**Source document:**
== Segment start ==
Kabelo Peter Mbuyisa-Seonyane is a policy-oriented researcher, economic and venture development strategist, his work interrogates the complex nexus between education and skills development, resource extractivism, geopolitical competition, and green industrial policy. He serves as the Executive-Chairman at the board of trustees at the Inxeba Education Trust and founding board President at the Pedagogical Science Institute, a non-profit regulatory organisation dedicated to nurturing transformative educators and using education to dismantle historical economic development injustices.

He is currently pursuing an MSc in African Studies at the University of Oxford as a FirstRand International Postgraduate Scholar where his research evaluates how international competition for resources impacts education and economic development outcomes in Africa’s resource-rich nations, aiming to influence fiscal allocations toward addressing systemic underdevelopment. He previously studied  a Bachelor of Education, Honours in Education and Masters in Education all attained Cum Laude where his research explored decoloniality within science curriculum policy, advancing the validation of Indigenous Knowledge Systems. He is the recipient of numerous prestigious accolades, including the Rhodes Scholarship, Mandela-Rhodes Scholarship, Oppenheimer Memorial Trust Higher Education Award, the NRF-DAAD Germany Academic Service Scholarship, and the Jack Hutton Memorial Award for outstanding leadership and service.

Professionally, Mbuyisa-Seonyane serves as a Research & Organisation Development Consultant for the Club of Rome, where he applies systems-based methodologies to develop initiatives in Africa. He is the youngest member in Africa appointed to the UNESCO Chair in Teacher Education for Diversity and Development, contributing to global scholarly work on socially just pedagogies and the attainment of SDG 4.
== Segment end ==
**Data for review:**
== Segment start ==
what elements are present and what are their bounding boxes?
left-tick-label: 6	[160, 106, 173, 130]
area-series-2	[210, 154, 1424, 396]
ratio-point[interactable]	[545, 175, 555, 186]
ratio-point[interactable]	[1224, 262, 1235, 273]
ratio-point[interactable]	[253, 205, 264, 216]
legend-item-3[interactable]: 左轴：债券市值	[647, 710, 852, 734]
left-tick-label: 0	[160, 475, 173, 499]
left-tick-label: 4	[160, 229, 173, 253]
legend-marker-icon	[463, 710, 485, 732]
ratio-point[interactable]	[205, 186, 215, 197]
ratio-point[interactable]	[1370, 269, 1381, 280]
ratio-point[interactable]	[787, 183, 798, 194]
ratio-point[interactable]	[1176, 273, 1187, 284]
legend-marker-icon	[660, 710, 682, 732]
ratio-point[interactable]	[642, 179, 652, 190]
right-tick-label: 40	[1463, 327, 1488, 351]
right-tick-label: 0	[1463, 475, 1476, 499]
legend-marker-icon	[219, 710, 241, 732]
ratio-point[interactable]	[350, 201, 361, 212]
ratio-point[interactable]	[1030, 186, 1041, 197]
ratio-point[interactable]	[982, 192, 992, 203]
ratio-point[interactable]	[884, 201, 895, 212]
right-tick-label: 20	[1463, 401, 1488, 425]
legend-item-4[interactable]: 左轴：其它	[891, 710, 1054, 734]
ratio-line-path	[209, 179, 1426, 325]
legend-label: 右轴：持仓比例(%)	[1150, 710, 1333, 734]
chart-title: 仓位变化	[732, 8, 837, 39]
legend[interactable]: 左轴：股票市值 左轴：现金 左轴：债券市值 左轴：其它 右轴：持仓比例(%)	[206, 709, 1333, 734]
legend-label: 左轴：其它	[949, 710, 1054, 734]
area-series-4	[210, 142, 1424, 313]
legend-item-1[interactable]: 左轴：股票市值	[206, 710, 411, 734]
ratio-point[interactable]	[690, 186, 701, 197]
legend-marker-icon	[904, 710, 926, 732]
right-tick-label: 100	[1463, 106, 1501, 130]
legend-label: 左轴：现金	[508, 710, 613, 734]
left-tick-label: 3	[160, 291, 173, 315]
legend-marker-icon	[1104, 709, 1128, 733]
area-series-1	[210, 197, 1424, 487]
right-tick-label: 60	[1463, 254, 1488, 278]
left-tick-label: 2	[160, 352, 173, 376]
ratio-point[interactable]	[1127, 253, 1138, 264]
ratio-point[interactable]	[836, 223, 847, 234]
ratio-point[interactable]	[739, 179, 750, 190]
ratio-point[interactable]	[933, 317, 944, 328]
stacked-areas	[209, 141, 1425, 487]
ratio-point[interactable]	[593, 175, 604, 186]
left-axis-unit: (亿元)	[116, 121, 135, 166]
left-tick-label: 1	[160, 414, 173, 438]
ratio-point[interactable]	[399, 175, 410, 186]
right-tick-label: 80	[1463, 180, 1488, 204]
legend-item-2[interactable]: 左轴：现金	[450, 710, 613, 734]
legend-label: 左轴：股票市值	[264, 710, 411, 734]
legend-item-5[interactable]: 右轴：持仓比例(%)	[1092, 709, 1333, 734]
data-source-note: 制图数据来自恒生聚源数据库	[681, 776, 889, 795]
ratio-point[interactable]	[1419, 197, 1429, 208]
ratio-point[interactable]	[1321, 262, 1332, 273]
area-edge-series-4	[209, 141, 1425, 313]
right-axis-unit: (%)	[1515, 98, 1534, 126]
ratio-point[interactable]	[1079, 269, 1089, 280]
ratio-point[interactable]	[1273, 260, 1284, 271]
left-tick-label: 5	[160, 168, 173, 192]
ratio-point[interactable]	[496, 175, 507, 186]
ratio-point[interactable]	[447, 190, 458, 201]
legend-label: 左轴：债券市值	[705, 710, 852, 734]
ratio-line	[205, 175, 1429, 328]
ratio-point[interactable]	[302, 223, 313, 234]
== Segment end ==
**Activity 1:** Reproduce everything in the Mbuyisa-Seonyane biography from "Kabelo Peter Mbuyisa-Seonyane" down to "economic development injustices.".
**Activity 2:** Continue the Mbuyisa-Seonyane biography, starting after its final sentence.

**Exercise response 1:**
Kabelo Peter Mbuyisa-Seonyane is a policy-oriented researcher, economic and venture development strategist, his work interrogates the complex nexus between education and skills development, resource extractivism, geopolitical competition, and green industrial policy. He serves as the Executive-Chairman at the board of trustees at the Inxeba Education Trust and founding board President at the Pedagogical Science Institute, a non-profit regulatory organisation dedicated to nurturing transformative educators and using education to dismantle historical economic development injustices.

**Exercise response 2:**
His leadership extends into high-level academic governance, where he has shaped university policy through his work on various Senate and Council committees. An Allan Gray Fellow, he is the founder of the MyMegaMind Group which is a unified ecosystem of five specialized subsidiaries utilizing adaptive, 'offline-first' technology to bridge the green economy’s skilled labour gap across the human capital value chain. Additionally, he established the African Preservice Education Association (APEA), a dynamic Pan-African 'think-and-do-tank' dedicated to equipping public institutions and youth with the strategic tools, training, and policies required to unlock the continent’s next generation of talent.

As the Editorial Lead for the Oxford Africa 2026 Conference, Mbuyisa-Seonyane is dedicated to curating a platform that transcends traditional academic discourse to catalyse a fundamental leadership reset across the continent. His mission is to steer the conference toward the realisation of Grounded Leadership which is a posture that prioritises systemic stewardship over isolated technical fixes. By architecting the conference’s programmatic intellectual framework and the Oxford Africa Policy Innovation Blueprint Competition, he seeks to bridge the chasm between high-level policy design and the lived realities of African communities. Through this role, he aims to empower a new generation of Systemic Stewards capable of navigating the global polycrisis with indigenous integrity, ensuring that Africa’s future is not merely a response to global disruption, but a sovereign assertion of its own developmental roadmap.